#### SHORT PROBLEM:
You are to retype all of the data exactly as it appears.

#### DATA:
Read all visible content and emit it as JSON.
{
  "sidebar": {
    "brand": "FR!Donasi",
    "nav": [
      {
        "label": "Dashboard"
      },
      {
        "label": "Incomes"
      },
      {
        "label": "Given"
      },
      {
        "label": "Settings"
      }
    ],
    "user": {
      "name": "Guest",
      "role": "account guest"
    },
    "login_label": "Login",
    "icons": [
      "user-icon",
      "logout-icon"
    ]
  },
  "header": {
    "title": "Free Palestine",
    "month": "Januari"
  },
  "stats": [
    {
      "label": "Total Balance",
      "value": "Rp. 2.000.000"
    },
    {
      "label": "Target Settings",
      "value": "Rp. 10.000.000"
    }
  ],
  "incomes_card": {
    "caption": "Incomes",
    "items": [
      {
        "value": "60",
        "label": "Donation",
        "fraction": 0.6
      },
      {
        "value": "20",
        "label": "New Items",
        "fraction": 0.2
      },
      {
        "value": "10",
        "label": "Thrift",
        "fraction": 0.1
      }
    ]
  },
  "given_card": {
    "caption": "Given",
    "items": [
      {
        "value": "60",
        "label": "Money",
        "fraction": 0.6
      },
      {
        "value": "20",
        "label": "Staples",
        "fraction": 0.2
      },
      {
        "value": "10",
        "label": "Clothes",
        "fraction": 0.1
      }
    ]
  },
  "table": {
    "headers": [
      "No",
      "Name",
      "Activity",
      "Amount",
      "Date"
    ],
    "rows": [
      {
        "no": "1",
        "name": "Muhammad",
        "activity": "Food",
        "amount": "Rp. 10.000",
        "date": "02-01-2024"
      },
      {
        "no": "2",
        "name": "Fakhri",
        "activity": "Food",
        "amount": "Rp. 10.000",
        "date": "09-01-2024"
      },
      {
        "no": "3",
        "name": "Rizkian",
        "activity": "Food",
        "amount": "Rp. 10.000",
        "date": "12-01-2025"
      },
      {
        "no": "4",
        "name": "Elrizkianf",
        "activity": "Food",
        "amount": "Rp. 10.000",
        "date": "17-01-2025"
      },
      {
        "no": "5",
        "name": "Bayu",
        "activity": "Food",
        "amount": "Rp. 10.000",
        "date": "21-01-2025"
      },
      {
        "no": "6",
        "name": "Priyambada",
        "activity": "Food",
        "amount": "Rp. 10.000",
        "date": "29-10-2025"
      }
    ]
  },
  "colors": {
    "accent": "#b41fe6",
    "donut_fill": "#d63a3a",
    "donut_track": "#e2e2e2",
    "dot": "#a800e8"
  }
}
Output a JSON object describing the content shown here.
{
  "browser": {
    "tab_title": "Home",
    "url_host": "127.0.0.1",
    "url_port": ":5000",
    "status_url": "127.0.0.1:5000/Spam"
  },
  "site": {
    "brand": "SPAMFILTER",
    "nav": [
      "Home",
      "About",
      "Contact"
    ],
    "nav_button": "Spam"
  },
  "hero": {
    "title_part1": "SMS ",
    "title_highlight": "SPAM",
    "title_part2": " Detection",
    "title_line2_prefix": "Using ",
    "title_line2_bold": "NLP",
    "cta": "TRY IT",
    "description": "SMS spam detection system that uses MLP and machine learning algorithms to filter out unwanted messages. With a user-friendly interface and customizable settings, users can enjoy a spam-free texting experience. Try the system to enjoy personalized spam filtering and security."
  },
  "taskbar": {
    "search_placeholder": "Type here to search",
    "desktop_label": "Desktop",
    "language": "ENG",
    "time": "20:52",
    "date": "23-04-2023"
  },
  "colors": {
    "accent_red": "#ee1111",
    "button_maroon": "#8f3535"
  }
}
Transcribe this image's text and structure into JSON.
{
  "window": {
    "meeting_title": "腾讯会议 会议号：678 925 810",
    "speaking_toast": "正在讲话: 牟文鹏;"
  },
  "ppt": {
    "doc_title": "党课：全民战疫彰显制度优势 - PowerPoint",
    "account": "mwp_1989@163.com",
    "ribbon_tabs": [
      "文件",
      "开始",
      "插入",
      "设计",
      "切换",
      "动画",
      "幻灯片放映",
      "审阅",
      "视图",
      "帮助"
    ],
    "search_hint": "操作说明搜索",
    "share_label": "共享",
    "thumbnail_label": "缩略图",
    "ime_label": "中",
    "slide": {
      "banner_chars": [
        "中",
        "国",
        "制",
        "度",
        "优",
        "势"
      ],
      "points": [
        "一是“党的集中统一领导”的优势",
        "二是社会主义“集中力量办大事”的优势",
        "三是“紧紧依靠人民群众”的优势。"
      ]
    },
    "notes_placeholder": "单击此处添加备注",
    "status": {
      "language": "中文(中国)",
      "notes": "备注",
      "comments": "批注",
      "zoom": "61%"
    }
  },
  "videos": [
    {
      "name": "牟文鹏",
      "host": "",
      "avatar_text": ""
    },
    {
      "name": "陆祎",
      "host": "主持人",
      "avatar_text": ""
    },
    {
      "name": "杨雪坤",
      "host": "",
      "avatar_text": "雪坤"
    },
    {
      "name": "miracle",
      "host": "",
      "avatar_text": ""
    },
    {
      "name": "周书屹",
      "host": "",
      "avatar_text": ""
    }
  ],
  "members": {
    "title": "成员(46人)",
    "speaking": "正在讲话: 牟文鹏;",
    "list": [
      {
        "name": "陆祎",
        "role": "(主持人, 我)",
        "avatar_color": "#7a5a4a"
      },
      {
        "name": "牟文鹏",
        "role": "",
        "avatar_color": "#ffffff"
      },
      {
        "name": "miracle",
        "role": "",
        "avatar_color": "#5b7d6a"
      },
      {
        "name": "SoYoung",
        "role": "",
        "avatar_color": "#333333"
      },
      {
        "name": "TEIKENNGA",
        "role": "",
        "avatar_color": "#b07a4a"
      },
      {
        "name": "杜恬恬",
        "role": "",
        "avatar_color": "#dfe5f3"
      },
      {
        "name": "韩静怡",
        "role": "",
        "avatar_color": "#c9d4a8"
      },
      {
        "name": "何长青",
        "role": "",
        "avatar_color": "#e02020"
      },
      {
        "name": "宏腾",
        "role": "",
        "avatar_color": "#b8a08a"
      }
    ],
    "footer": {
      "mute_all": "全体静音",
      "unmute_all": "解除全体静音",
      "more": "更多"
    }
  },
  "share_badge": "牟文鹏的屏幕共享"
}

#### SOLUTION TO THIS TASK:
Read all visible content and emit it as JSON.
{
  "sidebar": {
    "brand": "FR!Donasi",
    "nav": [
      {
        "label": "Dashboard"
      },
      {
        "label": "Incomes"
      },
      {
        "label": "Given"
      },
      {
        "label": "Settings"
      }
    ],
    "user": {
      "name": "Guest",
      "role": "account guest"
    },
    "login_label": "Login",
    "icons": [
      "user-icon",
      "logout-icon"
    ]
  },
  "header": {
    "title": "Free Palestine",
    "month": "Januari"
  },
  "stats": [
    {
      "label": "Total Balance",
      "value": "Rp. 2.000.000"
    },
    {
      "label": "Target Settings",
      "value": "Rp. 10.000.000"
    }
  ],
  "incomes_card": {
    "caption": "Incomes",
    "items": [
      {
        "value": "60",
        "label": "Donation",
        "fraction": 0.6
      },
      {
        "value": "20",
        "label": "New Items",
        "fraction": 0.2
      },
      {
        "value": "10",
        "label": "Thrift",
        "fraction": 0.1
      }
    ]
  },
  "given_card": {
    "caption": "Given",
    "items": [
      {
        "value": "60",
        "label": "Money",
        "fraction": 0.6
      },
      {
        "value": "20",
        "label": "Staples",
        "fraction": 0.2
      },
      {
        "value": "10",
        "label": "Clothes",
        "fraction": 0.1
      }
    ]
  },
  "table": {
    "headers": [
      "No",
      "Name",
      "Activity",
      "Amount",
      "Date"
    ],
    "rows": [
      {
        "no": "1",
        "name": "Muhammad",
        "activity": "Food",
        "amount": "Rp. 10.000",
        "date": "02-01-2024"
      },
      {
        "no": "2",
        "name": "Fakhri",
        "activity": "Food",
        "amount": "Rp. 10.000",
        "date": "09-01-2024"
      },
      {
        "no": "3",
        "name": "Rizkian",
        "activity": "Food",
        "amount": "Rp. 10.000",
        "date": "12-01-2025"
      },
      {
        "no": "4",
        "name": "Elrizkianf",
        "activity": "Food",
        "amount": "Rp. 10.000",
        "date": "17-01-2025"
      },
      {
        "no": "5",
        "name": "Bayu",
        "activity": "Food",
        "amount": "Rp. 10.000",
        "date": "21-01-2025"
      },
      {
        "no": "6",
        "name": "Priyambada",
        "activity": "Food",
        "amount": "Rp. 10.000",
        "date": "29-10-2025"
      }
    ]
  },
  "colors": {
    "accent": "#b41fe6",
    "donut_fill": "#d63a3a",
    "donut_track": "#e2e2e2",
    "dot": "#a800e8"
  }
}
Output a JSON object describing the content shown here.
{
  "browser": {
    "tab_title": "Home",
    "url_host": "127.0.0.1",
    "url_port": ":5000",
    "status_url": "127.0.0.1:5000/Spam"
  },
  "site": {
    "brand": "SPAMFILTER",
    "nav": [
      "Home",
      "About",
      "Contact"
    ],
    "nav_button": "Spam"
  },
  "hero": {
    "title_part1": "SMS ",
    "title_highlight": "SPAM",
    "title_part2": " Detection",
    "title_line2_prefix": "Using ",
    "title_line2_bold": "NLP",
    "cta": "TRY IT",
    "description": "SMS spam detection system that uses MLP and machine learning algorithms to filter out unwanted messages. With a user-friendly interface and customizable settings, users can enjoy a spam-free texting experience. Try the system to enjoy personalized spam filtering and security."
  },
  "taskbar": {
    "search_placeholder": "Type here to search",
    "desktop_label": "Desktop",
    "language": "ENG",
    "time": "20:52",
    "date": "23-04-2023"
  },
  "colors": {
    "accent_red": "#ee1111",
    "button_maroon": "#8f3535"
  }
}
Transcribe this image's text and structure into JSON.
{
  "window": {
    "meeting_title": "腾讯会议 会议号：678 925 810",
    "speaking_toast": "正在讲话: 牟文鹏;"
  },
  "ppt": {
    "doc_title": "党课：全民战疫彰显制度优势 - PowerPoint",
    "account": "mwp_1989@163.com",
    "ribbon_tabs": [
      "文件",
      "开始",
      "插入",
      "设计",
      "切换",
      "动画",
      "幻灯片放映",
      "审阅",
      "视图",
      "帮助"
    ],
    "search_hint": "操作说明搜索",
    "share_label": "共享",
    "thumbnail_label": "缩略图",
    "ime_label": "中",
    "slide": {
      "banner_chars": [
        "中",
        "国",
        "制",
        "度",
        "优",
        "势"
      ],
      "points": [
        "一是“党的集中统一领导”的优势",
        "二是社会主义“集中力量办大事”的优势",
        "三是“紧紧依靠人民群众”的优势。"
      ]
    },
    "notes_placeholder": "单击此处添加备注",
    "status": {
      "language": "中文(中国)",
      "notes": "备注",
      "comments": "批注",
      "zoom": "61%"
    }
  },
  "videos": [
    {
      "name": "牟文鹏",
      "host": "",
      "avatar_text": ""
    },
    {
      "name": "陆祎",
      "host": "主持人",
      "avatar_text": ""
    },
    {
      "name": "杨雪坤",
      "host": "",
      "avatar_text": "雪坤"
    },
    {
      "name": "miracle",
      "host": "",
      "avatar_text": ""
    },
    {
      "name": "周书屹",
      "host": "",
      "avatar_text": ""
    }
  ],
  "members": {
    "title": "成员(46人)",
    "speaking": "正在讲话: 牟文鹏;",
    "list": [
      {
        "name": "陆祎",
        "role": "(主持人, 我)",
        "avatar_color": "#7a5a4a"
      },
      {
        "name": "牟文鹏",
        "role": "",
        "avatar_color": "#ffffff"
      },
      {
        "name": "miracle",
        "role": "",
        "avatar_color": "#5b7d6a"
      },
      {
        "name": "SoYoung",
        "role": "",
        "avatar_color": "#333333"
      },
      {
        "name": "TEIKENNGA",
        "role": "",
        "avatar_color": "#b07a4a"
      },
      {
        "name": "杜恬恬",
        "role": "",
        "avatar_color": "#dfe5f3"
      },
      {
        "name": "韩静怡",
        "role": "",
        "avatar_color": "#c9d4a8"
      },
      {
        "name": "何长青",
        "role": "",
        "avatar_color": "#e02020"
      },
      {
        "name": "宏腾",
        "role": "",
        "avatar_color": "#b8a08a"
      }
    ],
    "footer": {
      "mute_all": "全体静音",
      "unmute_all": "解除全体静音",
      "more": "更多"
    }
  },
  "share_badge": "牟文鹏的屏幕共享"
}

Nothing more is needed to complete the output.